- Written problem: Scan the material that follows. Copy every line containing the word "diameter".

-- -- --

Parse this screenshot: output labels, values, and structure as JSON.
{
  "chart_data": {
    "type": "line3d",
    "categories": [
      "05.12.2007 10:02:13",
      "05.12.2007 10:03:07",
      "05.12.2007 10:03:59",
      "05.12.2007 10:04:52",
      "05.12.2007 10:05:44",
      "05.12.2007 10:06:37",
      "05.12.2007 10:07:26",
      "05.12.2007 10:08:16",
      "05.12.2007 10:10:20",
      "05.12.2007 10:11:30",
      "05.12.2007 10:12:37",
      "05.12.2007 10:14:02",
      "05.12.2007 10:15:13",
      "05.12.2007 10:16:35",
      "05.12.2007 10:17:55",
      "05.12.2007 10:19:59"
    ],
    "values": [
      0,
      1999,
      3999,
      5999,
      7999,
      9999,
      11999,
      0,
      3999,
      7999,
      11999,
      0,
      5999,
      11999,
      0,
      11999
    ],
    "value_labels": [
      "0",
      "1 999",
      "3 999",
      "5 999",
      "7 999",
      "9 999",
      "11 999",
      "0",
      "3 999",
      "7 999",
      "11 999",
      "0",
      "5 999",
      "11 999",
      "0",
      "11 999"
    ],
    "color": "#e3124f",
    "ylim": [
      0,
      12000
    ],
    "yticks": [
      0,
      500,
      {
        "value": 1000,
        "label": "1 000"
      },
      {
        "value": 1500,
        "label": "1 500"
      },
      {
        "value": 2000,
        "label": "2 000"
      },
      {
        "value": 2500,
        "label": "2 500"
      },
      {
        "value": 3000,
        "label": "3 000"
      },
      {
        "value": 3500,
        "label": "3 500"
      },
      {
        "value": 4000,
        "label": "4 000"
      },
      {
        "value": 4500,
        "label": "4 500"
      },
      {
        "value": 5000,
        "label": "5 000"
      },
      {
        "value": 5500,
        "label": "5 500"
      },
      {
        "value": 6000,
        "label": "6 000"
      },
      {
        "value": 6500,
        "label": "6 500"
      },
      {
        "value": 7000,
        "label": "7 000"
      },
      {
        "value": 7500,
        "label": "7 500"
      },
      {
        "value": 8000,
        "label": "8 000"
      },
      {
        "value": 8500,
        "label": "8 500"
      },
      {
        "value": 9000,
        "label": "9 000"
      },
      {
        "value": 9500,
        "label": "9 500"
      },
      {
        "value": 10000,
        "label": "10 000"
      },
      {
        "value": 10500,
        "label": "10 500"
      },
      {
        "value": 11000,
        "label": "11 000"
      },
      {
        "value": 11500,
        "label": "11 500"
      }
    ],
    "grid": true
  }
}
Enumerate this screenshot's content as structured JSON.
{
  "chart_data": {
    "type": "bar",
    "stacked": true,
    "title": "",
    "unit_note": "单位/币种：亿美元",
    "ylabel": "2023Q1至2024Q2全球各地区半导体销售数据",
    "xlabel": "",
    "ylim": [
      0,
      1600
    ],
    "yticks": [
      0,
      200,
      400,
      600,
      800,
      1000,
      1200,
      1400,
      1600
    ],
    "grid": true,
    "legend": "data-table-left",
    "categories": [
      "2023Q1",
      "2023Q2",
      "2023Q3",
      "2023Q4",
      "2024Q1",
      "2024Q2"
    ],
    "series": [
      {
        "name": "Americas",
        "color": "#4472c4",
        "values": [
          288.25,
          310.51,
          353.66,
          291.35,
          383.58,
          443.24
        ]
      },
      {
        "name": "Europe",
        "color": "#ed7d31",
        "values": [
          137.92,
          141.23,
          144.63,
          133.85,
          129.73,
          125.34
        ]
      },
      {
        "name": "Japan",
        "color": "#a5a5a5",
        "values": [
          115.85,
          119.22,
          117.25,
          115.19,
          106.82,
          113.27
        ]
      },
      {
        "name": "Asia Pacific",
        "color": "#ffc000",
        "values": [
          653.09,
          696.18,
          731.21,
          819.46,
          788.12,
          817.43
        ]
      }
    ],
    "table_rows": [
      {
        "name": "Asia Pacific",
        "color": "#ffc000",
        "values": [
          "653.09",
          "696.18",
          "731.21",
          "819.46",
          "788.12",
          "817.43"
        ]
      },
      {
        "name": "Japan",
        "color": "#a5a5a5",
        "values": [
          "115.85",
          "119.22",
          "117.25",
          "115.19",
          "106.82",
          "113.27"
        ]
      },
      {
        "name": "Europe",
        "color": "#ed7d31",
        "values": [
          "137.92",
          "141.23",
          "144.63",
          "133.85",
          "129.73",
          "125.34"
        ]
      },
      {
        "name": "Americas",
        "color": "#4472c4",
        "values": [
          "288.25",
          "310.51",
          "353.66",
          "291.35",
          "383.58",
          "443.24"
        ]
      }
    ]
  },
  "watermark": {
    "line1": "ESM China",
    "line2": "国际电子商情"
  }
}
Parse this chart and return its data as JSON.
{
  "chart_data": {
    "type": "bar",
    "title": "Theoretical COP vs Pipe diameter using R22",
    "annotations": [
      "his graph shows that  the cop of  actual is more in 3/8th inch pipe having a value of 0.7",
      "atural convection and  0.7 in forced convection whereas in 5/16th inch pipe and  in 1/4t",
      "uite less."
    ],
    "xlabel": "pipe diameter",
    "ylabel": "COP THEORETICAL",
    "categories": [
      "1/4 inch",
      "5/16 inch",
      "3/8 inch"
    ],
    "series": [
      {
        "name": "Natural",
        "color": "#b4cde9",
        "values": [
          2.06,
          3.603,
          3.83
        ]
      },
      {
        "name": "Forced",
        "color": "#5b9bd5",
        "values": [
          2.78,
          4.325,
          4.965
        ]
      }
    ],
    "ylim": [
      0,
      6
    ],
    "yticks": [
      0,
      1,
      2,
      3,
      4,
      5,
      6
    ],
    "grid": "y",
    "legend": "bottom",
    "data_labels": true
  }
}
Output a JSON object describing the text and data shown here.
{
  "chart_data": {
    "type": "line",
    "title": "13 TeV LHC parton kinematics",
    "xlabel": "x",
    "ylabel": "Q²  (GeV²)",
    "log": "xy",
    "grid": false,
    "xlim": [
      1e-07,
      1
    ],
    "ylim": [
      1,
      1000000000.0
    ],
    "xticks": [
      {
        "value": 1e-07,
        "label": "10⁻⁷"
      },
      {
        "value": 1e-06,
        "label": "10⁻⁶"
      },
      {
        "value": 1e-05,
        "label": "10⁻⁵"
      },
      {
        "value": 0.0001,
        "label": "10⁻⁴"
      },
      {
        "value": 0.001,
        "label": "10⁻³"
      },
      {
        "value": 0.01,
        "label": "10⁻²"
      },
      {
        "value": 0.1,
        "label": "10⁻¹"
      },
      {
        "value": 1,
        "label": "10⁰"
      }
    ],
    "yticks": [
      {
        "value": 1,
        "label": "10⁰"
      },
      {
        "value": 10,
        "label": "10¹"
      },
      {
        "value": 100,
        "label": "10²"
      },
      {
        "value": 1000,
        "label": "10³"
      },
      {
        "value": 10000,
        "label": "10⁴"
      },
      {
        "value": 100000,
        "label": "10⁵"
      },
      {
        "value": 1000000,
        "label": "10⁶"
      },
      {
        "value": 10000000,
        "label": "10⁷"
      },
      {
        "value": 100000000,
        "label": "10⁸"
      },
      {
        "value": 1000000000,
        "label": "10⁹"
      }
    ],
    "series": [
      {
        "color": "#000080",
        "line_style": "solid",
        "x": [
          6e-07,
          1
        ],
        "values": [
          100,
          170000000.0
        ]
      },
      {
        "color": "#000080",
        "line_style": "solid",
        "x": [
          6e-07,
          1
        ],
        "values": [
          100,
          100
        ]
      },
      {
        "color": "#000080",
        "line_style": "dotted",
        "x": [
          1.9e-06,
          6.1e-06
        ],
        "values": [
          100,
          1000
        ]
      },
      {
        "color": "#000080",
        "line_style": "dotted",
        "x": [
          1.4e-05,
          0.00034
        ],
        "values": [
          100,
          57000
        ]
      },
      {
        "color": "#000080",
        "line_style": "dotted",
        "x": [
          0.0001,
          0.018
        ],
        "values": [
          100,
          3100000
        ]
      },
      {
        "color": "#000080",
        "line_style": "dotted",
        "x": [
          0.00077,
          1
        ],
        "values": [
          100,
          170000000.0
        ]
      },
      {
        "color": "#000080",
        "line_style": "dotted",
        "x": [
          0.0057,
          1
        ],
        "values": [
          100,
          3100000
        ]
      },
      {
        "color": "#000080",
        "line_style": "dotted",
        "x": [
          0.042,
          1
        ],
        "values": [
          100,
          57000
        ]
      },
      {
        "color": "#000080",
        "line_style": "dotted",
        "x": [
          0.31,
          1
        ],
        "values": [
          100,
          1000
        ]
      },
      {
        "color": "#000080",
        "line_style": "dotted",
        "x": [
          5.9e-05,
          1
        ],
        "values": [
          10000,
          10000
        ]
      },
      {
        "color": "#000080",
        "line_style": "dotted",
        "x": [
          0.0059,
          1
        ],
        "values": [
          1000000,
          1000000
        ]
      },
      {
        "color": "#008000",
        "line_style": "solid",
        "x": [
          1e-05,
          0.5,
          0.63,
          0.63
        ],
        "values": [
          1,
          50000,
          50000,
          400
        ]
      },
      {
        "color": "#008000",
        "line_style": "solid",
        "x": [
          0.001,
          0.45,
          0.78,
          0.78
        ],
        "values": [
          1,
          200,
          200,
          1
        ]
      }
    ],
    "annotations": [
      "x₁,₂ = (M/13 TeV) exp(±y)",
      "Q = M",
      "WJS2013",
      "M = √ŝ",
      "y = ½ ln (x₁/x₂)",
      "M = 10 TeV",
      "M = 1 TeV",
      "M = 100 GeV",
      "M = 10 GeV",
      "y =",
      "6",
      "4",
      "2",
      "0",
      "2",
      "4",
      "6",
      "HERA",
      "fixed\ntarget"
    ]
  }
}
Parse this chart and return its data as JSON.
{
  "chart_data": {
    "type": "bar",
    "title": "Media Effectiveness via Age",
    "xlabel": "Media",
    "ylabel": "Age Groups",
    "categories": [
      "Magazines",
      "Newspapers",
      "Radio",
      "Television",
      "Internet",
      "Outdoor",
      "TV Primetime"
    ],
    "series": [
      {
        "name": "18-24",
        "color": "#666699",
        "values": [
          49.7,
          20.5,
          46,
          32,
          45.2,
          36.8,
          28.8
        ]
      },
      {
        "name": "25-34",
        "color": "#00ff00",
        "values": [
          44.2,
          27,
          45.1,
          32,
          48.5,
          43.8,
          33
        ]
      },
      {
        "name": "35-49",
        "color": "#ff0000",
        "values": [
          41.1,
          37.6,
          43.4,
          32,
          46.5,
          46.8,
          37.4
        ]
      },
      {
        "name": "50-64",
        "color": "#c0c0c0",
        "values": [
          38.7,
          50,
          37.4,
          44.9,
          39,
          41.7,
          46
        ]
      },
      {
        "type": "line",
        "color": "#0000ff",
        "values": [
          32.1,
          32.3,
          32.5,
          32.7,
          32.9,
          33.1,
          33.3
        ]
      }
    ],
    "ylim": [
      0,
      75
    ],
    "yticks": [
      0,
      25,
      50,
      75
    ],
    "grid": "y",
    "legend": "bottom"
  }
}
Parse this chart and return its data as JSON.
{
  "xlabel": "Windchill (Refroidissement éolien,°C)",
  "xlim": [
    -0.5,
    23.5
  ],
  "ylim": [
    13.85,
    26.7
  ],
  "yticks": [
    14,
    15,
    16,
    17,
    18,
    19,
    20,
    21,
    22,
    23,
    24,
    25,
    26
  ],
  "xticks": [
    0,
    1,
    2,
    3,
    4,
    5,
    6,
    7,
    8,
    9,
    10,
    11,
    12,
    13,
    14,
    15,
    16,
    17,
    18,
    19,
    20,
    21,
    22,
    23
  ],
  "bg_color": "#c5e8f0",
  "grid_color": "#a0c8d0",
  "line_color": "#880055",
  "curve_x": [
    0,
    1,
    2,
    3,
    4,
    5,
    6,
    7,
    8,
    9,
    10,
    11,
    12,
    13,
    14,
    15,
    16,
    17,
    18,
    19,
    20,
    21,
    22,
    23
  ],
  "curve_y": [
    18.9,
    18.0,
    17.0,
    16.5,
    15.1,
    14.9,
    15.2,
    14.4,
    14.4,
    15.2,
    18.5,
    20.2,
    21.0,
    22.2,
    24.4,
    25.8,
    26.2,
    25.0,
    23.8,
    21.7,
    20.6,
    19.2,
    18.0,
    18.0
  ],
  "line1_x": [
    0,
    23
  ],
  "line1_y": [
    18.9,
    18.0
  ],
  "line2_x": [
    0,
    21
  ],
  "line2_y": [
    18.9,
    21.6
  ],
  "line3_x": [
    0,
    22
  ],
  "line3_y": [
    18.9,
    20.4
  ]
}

-- -- --

- Solution:
    "title": "Theoretical COP vs Pipe diameter using R22",
    "xlabel": "pipe diameter",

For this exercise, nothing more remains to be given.